→ **INSTRUCTIONS TO FOLLOW**
Return the records below exactly, leaving nothing out.

+++

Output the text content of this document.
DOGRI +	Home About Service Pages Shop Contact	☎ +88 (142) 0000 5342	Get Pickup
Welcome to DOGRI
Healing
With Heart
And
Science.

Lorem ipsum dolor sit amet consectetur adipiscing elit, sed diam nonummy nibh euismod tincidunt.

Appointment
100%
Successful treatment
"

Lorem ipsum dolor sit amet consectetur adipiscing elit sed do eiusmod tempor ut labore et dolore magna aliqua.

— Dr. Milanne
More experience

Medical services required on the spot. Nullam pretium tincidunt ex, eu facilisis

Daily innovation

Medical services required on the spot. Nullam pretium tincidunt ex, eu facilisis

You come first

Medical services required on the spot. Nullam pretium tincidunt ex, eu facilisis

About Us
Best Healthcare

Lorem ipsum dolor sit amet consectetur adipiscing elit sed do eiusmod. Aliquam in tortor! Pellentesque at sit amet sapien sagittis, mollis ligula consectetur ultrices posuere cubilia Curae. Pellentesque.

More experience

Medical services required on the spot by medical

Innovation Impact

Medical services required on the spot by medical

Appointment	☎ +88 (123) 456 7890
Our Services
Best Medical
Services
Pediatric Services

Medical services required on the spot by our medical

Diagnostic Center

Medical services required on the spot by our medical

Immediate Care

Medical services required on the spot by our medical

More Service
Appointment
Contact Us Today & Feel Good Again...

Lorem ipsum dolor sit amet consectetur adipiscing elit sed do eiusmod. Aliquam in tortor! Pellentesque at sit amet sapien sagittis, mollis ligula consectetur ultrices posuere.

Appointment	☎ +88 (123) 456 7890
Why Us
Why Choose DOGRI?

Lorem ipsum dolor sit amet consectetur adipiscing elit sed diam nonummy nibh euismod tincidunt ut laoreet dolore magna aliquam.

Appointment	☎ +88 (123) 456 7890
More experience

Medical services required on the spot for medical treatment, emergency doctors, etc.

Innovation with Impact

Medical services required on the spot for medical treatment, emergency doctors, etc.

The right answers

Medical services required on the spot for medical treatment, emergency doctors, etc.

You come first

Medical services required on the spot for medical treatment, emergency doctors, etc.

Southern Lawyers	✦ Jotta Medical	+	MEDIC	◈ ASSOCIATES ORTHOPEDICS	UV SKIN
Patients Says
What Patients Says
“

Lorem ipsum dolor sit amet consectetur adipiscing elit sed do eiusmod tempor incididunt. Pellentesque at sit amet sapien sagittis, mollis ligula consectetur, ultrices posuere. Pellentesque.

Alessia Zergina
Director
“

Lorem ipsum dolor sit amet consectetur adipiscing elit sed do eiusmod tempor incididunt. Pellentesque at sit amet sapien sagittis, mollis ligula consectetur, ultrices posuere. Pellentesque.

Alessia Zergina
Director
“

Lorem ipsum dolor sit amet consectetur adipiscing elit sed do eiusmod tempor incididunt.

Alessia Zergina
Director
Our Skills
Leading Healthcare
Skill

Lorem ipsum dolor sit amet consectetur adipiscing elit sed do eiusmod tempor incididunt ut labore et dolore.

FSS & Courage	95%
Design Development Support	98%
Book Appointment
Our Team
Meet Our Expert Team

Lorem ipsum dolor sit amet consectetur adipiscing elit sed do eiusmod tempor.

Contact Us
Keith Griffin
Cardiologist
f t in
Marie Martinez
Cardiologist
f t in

+++

→ **RESPONSE AREA**
Output the text content of this document.
DOGRI +	Home About Service Pages Shop Contact	☎ +88 (142) 0000 5342	Get Pickup
Welcome to DOGRI
Healing
With Heart
And
Science.

Lorem ipsum dolor sit amet consectetur adipiscing elit, sed diam nonummy nibh euismod tincidunt.

Appointment
100%
Successful treatment
"

Lorem ipsum dolor sit amet consectetur adipiscing elit sed do eiusmod tempor ut labore et dolore magna aliqua.

— Dr. Milanne
More experience

Medical services required on the spot. Nullam pretium tincidunt ex, eu facilisis

Daily innovation

Medical services required on the spot. Nullam pretium tincidunt ex, eu facilisis

You come first

Medical services required on the spot. Nullam pretium tincidunt ex, eu facilisis

About Us
Best Healthcare

Lorem ipsum dolor sit amet consectetur adipiscing elit sed do eiusmod. Aliquam in tortor! Pellentesque at sit amet sapien sagittis, mollis ligula consectetur ultrices posuere cubilia Curae. Pellentesque.

More experience

Medical services required on the spot by medical

Innovation Impact

Medical services required on the spot by medical

Appointment	☎ +88 (123) 456 7890
Our Services
Best Medical
Services
Pediatric Services

Medical services required on the spot by our medical

Diagnostic Center

Medical services required on the spot by our medical

Immediate Care

Medical services required on the spot by our medical

More Service
Appointment
Contact Us Today & Feel Good Again...

Lorem ipsum dolor sit amet consectetur adipiscing elit sed do eiusmod. Aliquam in tortor! Pellentesque at sit amet sapien sagittis, mollis ligula consectetur ultrices posuere.

Appointment	☎ +88 (123) 456 7890
Why Us
Why Choose DOGRI?

Lorem ipsum dolor sit amet consectetur adipiscing elit sed diam nonummy nibh euismod tincidunt ut laoreet dolore magna aliquam.

Appointment	☎ +88 (123) 456 7890
More experience

Medical services required on the spot for medical treatment, emergency doctors, etc.

Innovation with Impact

Medical services required on the spot for medical treatment, emergency doctors, etc.

The right answers

Medical services required on the spot for medical treatment, emergency doctors, etc.

You come first

Medical services required on the spot for medical treatment, emergency doctors, etc.

Southern Lawyers	✦ Jotta Medical	+	MEDIC	◈ ASSOCIATES ORTHOPEDICS	UV SKIN
Patients Says
What Patients Says
“

Lorem ipsum dolor sit amet consectetur adipiscing elit sed do eiusmod tempor incididunt. Pellentesque at sit amet sapien sagittis, mollis ligula consectetur, ultrices posuere. Pellentesque.

Alessia Zergina
Director
“

Lorem ipsum dolor sit amet consectetur adipiscing elit sed do eiusmod tempor incididunt. Pellentesque at sit amet sapien sagittis, mollis ligula consectetur, ultrices posuere. Pellentesque.

Alessia Zergina
Director
“

Lorem ipsum dolor sit amet consectetur adipiscing elit sed do eiusmod tempor incididunt.

Alessia Zergina
Director
Our Skills
Leading Healthcare
Skill

Lorem ipsum dolor sit amet consectetur adipiscing elit sed do eiusmod tempor incididunt ut labore et dolore.

FSS & Courage	95%
Design Development Support	98%
Book Appointment
Our Team
Meet Our Expert Team

Lorem ipsum dolor sit amet consectetur adipiscing elit sed do eiusmod tempor.

Contact Us
Keith Griffin
Cardiologist
f t in
Marie Martinez
Cardiologist
f t in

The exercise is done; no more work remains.